Your objective. Here are some records. Copy each one exactly.

Items.
* start *

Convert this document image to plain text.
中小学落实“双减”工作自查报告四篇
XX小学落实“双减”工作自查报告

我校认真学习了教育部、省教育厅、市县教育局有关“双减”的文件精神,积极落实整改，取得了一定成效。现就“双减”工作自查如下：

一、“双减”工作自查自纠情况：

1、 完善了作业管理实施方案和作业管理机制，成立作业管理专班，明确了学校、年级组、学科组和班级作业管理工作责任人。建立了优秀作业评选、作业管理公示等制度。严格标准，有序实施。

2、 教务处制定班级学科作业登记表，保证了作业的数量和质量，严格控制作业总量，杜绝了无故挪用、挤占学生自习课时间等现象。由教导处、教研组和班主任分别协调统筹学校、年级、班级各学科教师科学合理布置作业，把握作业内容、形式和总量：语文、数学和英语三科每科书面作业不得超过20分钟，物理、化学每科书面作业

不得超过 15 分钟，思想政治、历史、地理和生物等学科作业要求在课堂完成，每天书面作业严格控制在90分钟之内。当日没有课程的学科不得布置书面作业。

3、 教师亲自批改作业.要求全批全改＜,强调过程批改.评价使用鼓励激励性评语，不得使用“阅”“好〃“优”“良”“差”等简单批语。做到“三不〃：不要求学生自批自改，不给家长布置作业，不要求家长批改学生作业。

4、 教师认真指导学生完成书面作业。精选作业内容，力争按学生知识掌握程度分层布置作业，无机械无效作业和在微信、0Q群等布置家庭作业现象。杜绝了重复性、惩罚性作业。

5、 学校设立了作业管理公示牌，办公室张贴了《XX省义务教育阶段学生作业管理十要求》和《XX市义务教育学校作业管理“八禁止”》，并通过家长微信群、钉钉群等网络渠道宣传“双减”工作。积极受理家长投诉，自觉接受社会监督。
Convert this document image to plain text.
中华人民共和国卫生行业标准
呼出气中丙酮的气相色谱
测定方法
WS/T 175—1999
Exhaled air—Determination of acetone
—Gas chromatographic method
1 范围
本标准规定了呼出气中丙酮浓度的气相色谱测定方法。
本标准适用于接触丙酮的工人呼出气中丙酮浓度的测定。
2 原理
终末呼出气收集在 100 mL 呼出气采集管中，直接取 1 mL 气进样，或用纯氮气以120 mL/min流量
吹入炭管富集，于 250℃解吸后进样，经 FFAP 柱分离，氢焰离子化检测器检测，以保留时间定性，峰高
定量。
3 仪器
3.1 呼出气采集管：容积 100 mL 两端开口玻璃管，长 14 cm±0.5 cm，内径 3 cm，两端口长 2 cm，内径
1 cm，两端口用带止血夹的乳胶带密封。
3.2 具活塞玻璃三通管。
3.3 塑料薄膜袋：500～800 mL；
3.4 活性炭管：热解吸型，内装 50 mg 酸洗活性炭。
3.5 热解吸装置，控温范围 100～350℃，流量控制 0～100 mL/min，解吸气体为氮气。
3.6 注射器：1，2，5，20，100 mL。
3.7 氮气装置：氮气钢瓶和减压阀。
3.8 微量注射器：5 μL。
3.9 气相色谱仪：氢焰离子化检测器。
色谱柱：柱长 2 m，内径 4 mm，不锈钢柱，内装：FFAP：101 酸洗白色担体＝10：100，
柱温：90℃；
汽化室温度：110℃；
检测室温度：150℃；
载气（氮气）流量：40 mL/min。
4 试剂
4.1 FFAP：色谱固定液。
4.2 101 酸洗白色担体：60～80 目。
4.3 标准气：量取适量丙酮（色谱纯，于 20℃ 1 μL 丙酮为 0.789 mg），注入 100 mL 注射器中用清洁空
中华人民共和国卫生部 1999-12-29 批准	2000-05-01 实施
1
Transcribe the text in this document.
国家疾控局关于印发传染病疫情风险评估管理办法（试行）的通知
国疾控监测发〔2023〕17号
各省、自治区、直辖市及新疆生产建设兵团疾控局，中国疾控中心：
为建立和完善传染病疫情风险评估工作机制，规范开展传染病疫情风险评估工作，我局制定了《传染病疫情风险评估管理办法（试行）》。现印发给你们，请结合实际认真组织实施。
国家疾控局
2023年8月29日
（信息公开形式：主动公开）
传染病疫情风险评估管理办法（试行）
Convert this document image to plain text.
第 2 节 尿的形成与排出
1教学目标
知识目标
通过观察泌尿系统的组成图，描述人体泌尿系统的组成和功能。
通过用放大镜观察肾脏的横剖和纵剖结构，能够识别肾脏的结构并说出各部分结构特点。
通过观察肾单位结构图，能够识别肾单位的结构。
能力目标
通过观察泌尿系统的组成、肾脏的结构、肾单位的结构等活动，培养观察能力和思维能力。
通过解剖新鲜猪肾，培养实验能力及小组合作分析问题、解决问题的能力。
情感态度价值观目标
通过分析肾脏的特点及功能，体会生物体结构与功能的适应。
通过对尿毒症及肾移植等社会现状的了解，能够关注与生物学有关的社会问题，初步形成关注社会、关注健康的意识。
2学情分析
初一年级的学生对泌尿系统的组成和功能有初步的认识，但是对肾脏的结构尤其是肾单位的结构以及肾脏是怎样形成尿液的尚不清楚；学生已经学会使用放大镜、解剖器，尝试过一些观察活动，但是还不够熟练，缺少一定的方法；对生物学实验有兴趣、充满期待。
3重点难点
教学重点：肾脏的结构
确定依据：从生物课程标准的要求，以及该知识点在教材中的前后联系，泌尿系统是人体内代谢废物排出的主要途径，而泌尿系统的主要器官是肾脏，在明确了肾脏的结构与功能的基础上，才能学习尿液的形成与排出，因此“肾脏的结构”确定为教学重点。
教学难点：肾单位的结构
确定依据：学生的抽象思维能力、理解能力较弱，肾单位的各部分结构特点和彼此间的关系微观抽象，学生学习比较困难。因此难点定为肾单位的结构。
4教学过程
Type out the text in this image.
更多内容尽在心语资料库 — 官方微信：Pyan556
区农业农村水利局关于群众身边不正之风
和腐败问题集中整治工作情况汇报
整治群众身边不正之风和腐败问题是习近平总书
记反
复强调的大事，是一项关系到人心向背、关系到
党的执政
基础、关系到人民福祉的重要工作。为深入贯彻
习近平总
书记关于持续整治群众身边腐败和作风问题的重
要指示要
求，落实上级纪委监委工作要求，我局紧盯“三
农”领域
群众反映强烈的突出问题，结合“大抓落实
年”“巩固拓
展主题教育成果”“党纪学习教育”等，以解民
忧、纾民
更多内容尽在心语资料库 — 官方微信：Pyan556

* end *

Result of this exercise.
Convert this document image to plain text.
中小学落实“双减”工作自查报告四篇
XX小学落实“双减”工作自查报告

我校认真学习了教育部、省教育厅、市县教育局有关“双减”的文件精神,积极落实整改，取得了一定成效。现就“双减”工作自查如下：

一、“双减”工作自查自纠情况：

1、 完善了作业管理实施方案和作业管理机制，成立作业管理专班，明确了学校、年级组、学科组和班级作业管理工作责任人。建立了优秀作业评选、作业管理公示等制度。严格标准，有序实施。

2、 教务处制定班级学科作业登记表，保证了作业的数量和质量，严格控制作业总量，杜绝了无故挪用、挤占学生自习课时间等现象。由教导处、教研组和班主任分别协调统筹学校、年级、班级各学科教师科学合理布置作业，把握作业内容、形式和总量：语文、数学和英语三科每科书面作业不得超过20分钟，物理、化学每科书面作业

不得超过 15 分钟，思想政治、历史、地理和生物等学科作业要求在课堂完成，每天书面作业严格控制在90分钟之内。当日没有课程的学科不得布置书面作业。

3、 教师亲自批改作业.要求全批全改＜,强调过程批改.评价使用鼓励激励性评语，不得使用“阅”“好〃“优”“良”“差”等简单批语。做到“三不〃：不要求学生自批自改，不给家长布置作业，不要求家长批改学生作业。

4、 教师认真指导学生完成书面作业。精选作业内容，力争按学生知识掌握程度分层布置作业，无机械无效作业和在微信、0Q群等布置家庭作业现象。杜绝了重复性、惩罚性作业。

5、 学校设立了作业管理公示牌，办公室张贴了《XX省义务教育阶段学生作业管理十要求》和《XX市义务教育学校作业管理“八禁止”》，并通过家长微信群、钉钉群等网络渠道宣传“双减”工作。积极受理家长投诉，自觉接受社会监督。
Convert this document image to plain text.
中华人民共和国卫生行业标准
呼出气中丙酮的气相色谱
测定方法
WS/T 175—1999
Exhaled air—Determination of acetone
—Gas chromatographic method
1 范围
本标准规定了呼出气中丙酮浓度的气相色谱测定方法。
本标准适用于接触丙酮的工人呼出气中丙酮浓度的测定。
2 原理
终末呼出气收集在 100 mL 呼出气采集管中，直接取 1 mL 气进样，或用纯氮气以120 mL/min流量
吹入炭管富集，于 250℃解吸后进样，经 FFAP 柱分离，氢焰离子化检测器检测，以保留时间定性，峰高
定量。
3 仪器
3.1 呼出气采集管：容积 100 mL 两端开口玻璃管，长 14 cm±0.5 cm，内径 3 cm，两端口长 2 cm，内径
1 cm，两端口用带止血夹的乳胶带密封。
3.2 具活塞玻璃三通管。
3.3 塑料薄膜袋：500～800 mL；
3.4 活性炭管：热解吸型，内装 50 mg 酸洗活性炭。
3.5 热解吸装置，控温范围 100～350℃，流量控制 0～100 mL/min，解吸气体为氮气。
3.6 注射器：1，2，5，20，100 mL。
3.7 氮气装置：氮气钢瓶和减压阀。
3.8 微量注射器：5 μL。
3.9 气相色谱仪：氢焰离子化检测器。
色谱柱：柱长 2 m，内径 4 mm，不锈钢柱，内装：FFAP：101 酸洗白色担体＝10：100，
柱温：90℃；
汽化室温度：110℃；
检测室温度：150℃；
载气（氮气）流量：40 mL/min。
4 试剂
4.1 FFAP：色谱固定液。
4.2 101 酸洗白色担体：60～80 目。
4.3 标准气：量取适量丙酮（色谱纯，于 20℃ 1 μL 丙酮为 0.789 mg），注入 100 mL 注射器中用清洁空
中华人民共和国卫生部 1999-12-29 批准	2000-05-01 实施
1
Transcribe the text in this document.
国家疾控局关于印发传染病疫情风险评估管理办法（试行）的通知
国疾控监测发〔2023〕17号
各省、自治区、直辖市及新疆生产建设兵团疾控局，中国疾控中心：
为建立和完善传染病疫情风险评估工作机制，规范开展传染病疫情风险评估工作，我局制定了《传染病疫情风险评估管理办法（试行）》。现印发给你们，请结合实际认真组织实施。
国家疾控局
2023年8月29日
（信息公开形式：主动公开）
传染病疫情风险评估管理办法（试行）
Convert this document image to plain text.
第 2 节 尿的形成与排出
1教学目标
知识目标
通过观察泌尿系统的组成图，描述人体泌尿系统的组成和功能。
通过用放大镜观察肾脏的横剖和纵剖结构，能够识别肾脏的结构并说出各部分结构特点。
通过观察肾单位结构图，能够识别肾单位的结构。
能力目标
通过观察泌尿系统的组成、肾脏的结构、肾单位的结构等活动，培养观察能力和思维能力。
通过解剖新鲜猪肾，培养实验能力及小组合作分析问题、解决问题的能力。
情感态度价值观目标
通过分析肾脏的特点及功能，体会生物体结构与功能的适应。
通过对尿毒症及肾移植等社会现状的了解，能够关注与生物学有关的社会问题，初步形成关注社会、关注健康的意识。
2学情分析
初一年级的学生对泌尿系统的组成和功能有初步的认识，但是对肾脏的结构尤其是肾单位的结构以及肾脏是怎样形成尿液的尚不清楚；学生已经学会使用放大镜、解剖器，尝试过一些观察活动，但是还不够熟练，缺少一定的方法；对生物学实验有兴趣、充满期待。
3重点难点
教学重点：肾脏的结构
确定依据：从生物课程标准的要求，以及该知识点在教材中的前后联系，泌尿系统是人体内代谢废物排出的主要途径，而泌尿系统的主要器官是肾脏，在明确了肾脏的结构与功能的基础上，才能学习尿液的形成与排出，因此“肾脏的结构”确定为教学重点。
教学难点：肾单位的结构
确定依据：学生的抽象思维能力、理解能力较弱，肾单位的各部分结构特点和彼此间的关系微观抽象，学生学习比较困难。因此难点定为肾单位的结构。
4教学过程
Type out the text in this image.
更多内容尽在心语资料库 — 官方微信：Pyan556
区农业农村水利局关于群众身边不正之风
和腐败问题集中整治工作情况汇报
整治群众身边不正之风和腐败问题是习近平总书
记反
复强调的大事，是一项关系到人心向背、关系到
党的执政
基础、关系到人民福祉的重要工作。为深入贯彻
习近平总
书记关于持续整治群众身边腐败和作风问题的重
要指示要
求，落实上级纪委监委工作要求，我局紧盯“三
农”领域
群众反映强烈的突出问题，结合“大抓落实
年”“巩固拓
展主题教育成果”“党纪学习教育”等，以解民
忧、纾民
更多内容尽在心语资料库 — 官方微信：Pyan556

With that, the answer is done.